### Requirements
Every entry below must appear again, exactly as written.

### Entries taken from a collection
##############################

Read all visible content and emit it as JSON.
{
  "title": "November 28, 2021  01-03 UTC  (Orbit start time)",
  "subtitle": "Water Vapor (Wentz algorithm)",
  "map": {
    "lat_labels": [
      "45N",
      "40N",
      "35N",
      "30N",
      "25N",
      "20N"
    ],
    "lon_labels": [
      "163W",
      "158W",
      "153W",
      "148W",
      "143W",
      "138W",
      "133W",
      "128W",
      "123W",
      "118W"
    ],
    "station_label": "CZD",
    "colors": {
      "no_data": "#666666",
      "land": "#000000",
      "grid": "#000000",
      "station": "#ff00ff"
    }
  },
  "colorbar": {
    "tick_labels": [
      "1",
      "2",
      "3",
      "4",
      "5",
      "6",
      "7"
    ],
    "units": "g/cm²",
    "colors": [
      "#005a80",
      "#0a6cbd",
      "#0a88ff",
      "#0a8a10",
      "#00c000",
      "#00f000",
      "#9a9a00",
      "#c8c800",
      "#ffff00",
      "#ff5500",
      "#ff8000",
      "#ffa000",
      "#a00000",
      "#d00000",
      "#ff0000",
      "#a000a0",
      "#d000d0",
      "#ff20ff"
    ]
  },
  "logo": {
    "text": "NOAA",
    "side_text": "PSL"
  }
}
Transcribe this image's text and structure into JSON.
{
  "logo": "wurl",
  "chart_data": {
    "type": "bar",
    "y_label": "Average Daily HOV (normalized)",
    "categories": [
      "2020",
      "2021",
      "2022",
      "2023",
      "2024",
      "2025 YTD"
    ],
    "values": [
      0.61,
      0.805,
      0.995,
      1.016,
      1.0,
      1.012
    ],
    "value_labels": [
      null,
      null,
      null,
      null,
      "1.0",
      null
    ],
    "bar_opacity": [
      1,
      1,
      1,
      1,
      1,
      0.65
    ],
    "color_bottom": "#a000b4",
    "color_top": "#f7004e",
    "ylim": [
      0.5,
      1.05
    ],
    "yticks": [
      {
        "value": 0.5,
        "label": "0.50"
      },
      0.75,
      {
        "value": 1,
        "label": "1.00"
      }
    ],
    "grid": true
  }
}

##############################

### Exercise output
Read all visible content and emit it as JSON.
{
  "title": "November 28, 2021  01-03 UTC  (Orbit start time)",
  "subtitle": "Water Vapor (Wentz algorithm)",
  "map": {
    "lat_labels": [
      "45N",
      "40N",
      "35N",
      "30N",
      "25N",
      "20N"
    ],
    "lon_labels": [
      "163W",
      "158W",
      "153W",
      "148W",
      "143W",
      "138W",
      "133W",
      "128W",
      "123W",
      "118W"
    ],
    "station_label": "CZD",
    "colors": {
      "no_data": "#666666",
      "land": "#000000",
      "grid": "#000000",
      "station": "#ff00ff"
    }
  },
  "colorbar": {
    "tick_labels": [
      "1",
      "2",
      "3",
      "4",
      "5",
      "6",
      "7"
    ],
    "units": "g/cm²",
    "colors": [
      "#005a80",
      "#0a6cbd",
      "#0a88ff",
      "#0a8a10",
      "#00c000",
      "#00f000",
      "#9a9a00",
      "#c8c800",
      "#ffff00",
      "#ff5500",
      "#ff8000",
      "#ffa000",
      "#a00000",
      "#d00000",
      "#ff0000",
      "#a000a0",
      "#d000d0",
      "#ff20ff"
    ]
  },
  "logo": {
    "text": "NOAA",
    "side_text": "PSL"
  }
}
Transcribe this image's text and structure into JSON.
{
  "logo": "wurl",
  "chart_data": {
    "type": "bar",
    "y_label": "Average Daily HOV (normalized)",
    "categories": [
      "2020",
      "2021",
      "2022",
      "2023",
      "2024",
      "2025 YTD"
    ],
    "values": [
      0.61,
      0.805,
      0.995,
      1.016,
      1.0,
      1.012
    ],
    "value_labels": [
      null,
      null,
      null,
      null,
      "1.0",
      null
    ],
    "bar_opacity": [
      1,
      1,
      1,
      1,
      1,
      0.65
    ],
    "color_bottom": "#a000b4",
    "color_top": "#f7004e",
    "ylim": [
      0.5,
      1.05
    ],
    "yticks": [
      {
        "value": 0.5,
        "label": "0.50"
      },
      0.75,
      {
        "value": 1,
        "label": "1.00"
      }
    ],
    "grid": true
  }
}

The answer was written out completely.